**STATED GOAL**
Write out the records below once more, exactly as they stand.

▶

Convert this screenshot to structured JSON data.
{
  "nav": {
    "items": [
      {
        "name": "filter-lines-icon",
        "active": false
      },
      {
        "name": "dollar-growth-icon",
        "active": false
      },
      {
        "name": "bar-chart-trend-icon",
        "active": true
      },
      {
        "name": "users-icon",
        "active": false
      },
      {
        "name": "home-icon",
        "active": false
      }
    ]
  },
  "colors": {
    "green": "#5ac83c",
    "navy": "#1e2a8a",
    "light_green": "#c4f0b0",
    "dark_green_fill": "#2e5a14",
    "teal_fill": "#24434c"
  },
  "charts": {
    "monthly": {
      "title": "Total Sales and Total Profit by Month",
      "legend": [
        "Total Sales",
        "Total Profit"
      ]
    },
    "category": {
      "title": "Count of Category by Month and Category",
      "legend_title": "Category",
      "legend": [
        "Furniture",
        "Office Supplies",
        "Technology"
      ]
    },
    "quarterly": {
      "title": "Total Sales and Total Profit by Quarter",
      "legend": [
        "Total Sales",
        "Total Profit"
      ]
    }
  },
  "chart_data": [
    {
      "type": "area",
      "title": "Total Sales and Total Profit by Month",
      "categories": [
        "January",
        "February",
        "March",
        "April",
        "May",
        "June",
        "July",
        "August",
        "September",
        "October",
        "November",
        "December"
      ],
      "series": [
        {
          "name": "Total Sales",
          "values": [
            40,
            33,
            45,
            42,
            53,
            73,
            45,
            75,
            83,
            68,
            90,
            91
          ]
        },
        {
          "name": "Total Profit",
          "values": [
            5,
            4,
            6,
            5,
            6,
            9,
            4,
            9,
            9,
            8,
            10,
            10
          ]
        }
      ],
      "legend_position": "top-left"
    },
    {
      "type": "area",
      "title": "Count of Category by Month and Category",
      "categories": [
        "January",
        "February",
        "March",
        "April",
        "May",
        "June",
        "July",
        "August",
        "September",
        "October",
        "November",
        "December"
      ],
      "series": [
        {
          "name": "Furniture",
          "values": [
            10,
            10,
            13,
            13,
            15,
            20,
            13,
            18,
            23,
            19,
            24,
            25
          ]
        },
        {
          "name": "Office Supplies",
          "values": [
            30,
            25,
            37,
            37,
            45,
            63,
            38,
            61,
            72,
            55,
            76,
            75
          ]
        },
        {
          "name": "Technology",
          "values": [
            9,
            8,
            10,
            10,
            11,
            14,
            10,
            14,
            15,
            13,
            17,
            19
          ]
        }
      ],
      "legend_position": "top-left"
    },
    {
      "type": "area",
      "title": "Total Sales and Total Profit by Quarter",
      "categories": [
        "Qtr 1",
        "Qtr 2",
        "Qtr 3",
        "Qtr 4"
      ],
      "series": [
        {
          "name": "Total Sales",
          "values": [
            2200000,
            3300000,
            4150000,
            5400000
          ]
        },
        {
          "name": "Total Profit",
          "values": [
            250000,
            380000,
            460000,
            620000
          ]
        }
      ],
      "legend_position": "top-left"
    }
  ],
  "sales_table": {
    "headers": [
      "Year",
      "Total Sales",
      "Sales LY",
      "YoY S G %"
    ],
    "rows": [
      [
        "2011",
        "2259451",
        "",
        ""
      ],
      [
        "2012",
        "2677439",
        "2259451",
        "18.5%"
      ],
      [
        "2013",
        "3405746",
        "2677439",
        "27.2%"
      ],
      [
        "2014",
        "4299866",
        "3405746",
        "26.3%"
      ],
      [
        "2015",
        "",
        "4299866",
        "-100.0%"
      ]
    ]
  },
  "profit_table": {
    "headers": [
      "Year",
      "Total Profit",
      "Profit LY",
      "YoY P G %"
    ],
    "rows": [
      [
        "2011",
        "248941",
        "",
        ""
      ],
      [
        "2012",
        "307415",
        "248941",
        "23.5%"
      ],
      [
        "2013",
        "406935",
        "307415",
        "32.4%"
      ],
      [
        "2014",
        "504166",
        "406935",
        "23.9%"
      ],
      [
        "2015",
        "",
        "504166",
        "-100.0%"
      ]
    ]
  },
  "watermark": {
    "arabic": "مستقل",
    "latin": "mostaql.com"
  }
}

◀

**THE RESPONSE**
Convert this screenshot to structured JSON data.
{
  "nav": {
    "items": [
      {
        "name": "filter-lines-icon",
        "active": false
      },
      {
        "name": "dollar-growth-icon",
        "active": false
      },
      {
        "name": "bar-chart-trend-icon",
        "active": true
      },
      {
        "name": "users-icon",
        "active": false
      },
      {
        "name": "home-icon",
        "active": false
      }
    ]
  },
  "colors": {
    "green": "#5ac83c",
    "navy": "#1e2a8a",
    "light_green": "#c4f0b0",
    "dark_green_fill": "#2e5a14",
    "teal_fill": "#24434c"
  },
  "charts": {
    "monthly": {
      "title": "Total Sales and Total Profit by Month",
      "legend": [
        "Total Sales",
        "Total Profit"
      ]
    },
    "category": {
      "title": "Count of Category by Month and Category",
      "legend_title": "Category",
      "legend": [
        "Furniture",
        "Office Supplies",
        "Technology"
      ]
    },
    "quarterly": {
      "title": "Total Sales and Total Profit by Quarter",
      "legend": [
        "Total Sales",
        "Total Profit"
      ]
    }
  },
  "chart_data": [
    {
      "type": "area",
      "title": "Total Sales and Total Profit by Month",
      "categories": [
        "January",
        "February",
        "March",
        "April",
        "May",
        "June",
        "July",
        "August",
        "September",
        "October",
        "November",
        "December"
      ],
      "series": [
        {
          "name": "Total Sales",
          "values": [
            40,
            33,
            45,
            42,
            53,
            73,
            45,
            75,
            83,
            68,
            90,
            91
          ]
        },
        {
          "name": "Total Profit",
          "values": [
            5,
            4,
            6,
            5,
            6,
            9,
            4,
            9,
            9,
            8,
            10,
            10
          ]
        }
      ],
      "legend_position": "top-left"
    },
    {
      "type": "area",
      "title": "Count of Category by Month and Category",
      "categories": [
        "January",
        "February",
        "March",
        "April",
        "May",
        "June",
        "July",
        "August",
        "September",
        "October",
        "November",
        "December"
      ],
      "series": [
        {
          "name": "Furniture",
          "values": [
            10,
            10,
            13,
            13,
            15,
            20,
            13,
            18,
            23,
            19,
            24,
            25
          ]
        },
        {
          "name": "Office Supplies",
          "values": [
            30,
            25,
            37,
            37,
            45,
            63,
            38,
            61,
            72,
            55,
            76,
            75
          ]
        },
        {
          "name": "Technology",
          "values": [
            9,
            8,
            10,
            10,
            11,
            14,
            10,
            14,
            15,
            13,
            17,
            19
          ]
        }
      ],
      "legend_position": "top-left"
    },
    {
      "type": "area",
      "title": "Total Sales and Total Profit by Quarter",
      "categories": [
        "Qtr 1",
        "Qtr 2",
        "Qtr 3",
        "Qtr 4"
      ],
      "series": [
        {
          "name": "Total Sales",
          "values": [
            2200000,
            3300000,
            4150000,
            5400000
          ]
        },
        {
          "name": "Total Profit",
          "values": [
            250000,
            380000,
            460000,
            620000
          ]
        }
      ],
      "legend_position": "top-left"
    }
  ],
  "sales_table": {
    "headers": [
      "Year",
      "Total Sales",
      "Sales LY",
      "YoY S G %"
    ],
    "rows": [
      [
        "2011",
        "2259451",
        "",
        ""
      ],
      [
        "2012",
        "2677439",
        "2259451",
        "18.5%"
      ],
      [
        "2013",
        "3405746",
        "2677439",
        "27.2%"
      ],
      [
        "2014",
        "4299866",
        "3405746",
        "26.3%"
      ],
      [
        "2015",
        "",
        "4299866",
        "-100.0%"
      ]
    ]
  },
  "profit_table": {
    "headers": [
      "Year",
      "Total Profit",
      "Profit LY",
      "YoY P G %"
    ],
    "rows": [
      [
        "2011",
        "248941",
        "",
        ""
      ],
      [
        "2012",
        "307415",
        "248941",
        "23.5%"
      ],
      [
        "2013",
        "406935",
        "307415",
        "32.4%"
      ],
      [
        "2014",
        "504166",
        "406935",
        "23.9%"
      ],
      [
        "2015",
        "",
        "504166",
        "-100.0%"
      ]
    ]
  },
  "watermark": {
    "arabic": "مستقل",
    "latin": "mostaql.com"
  }
}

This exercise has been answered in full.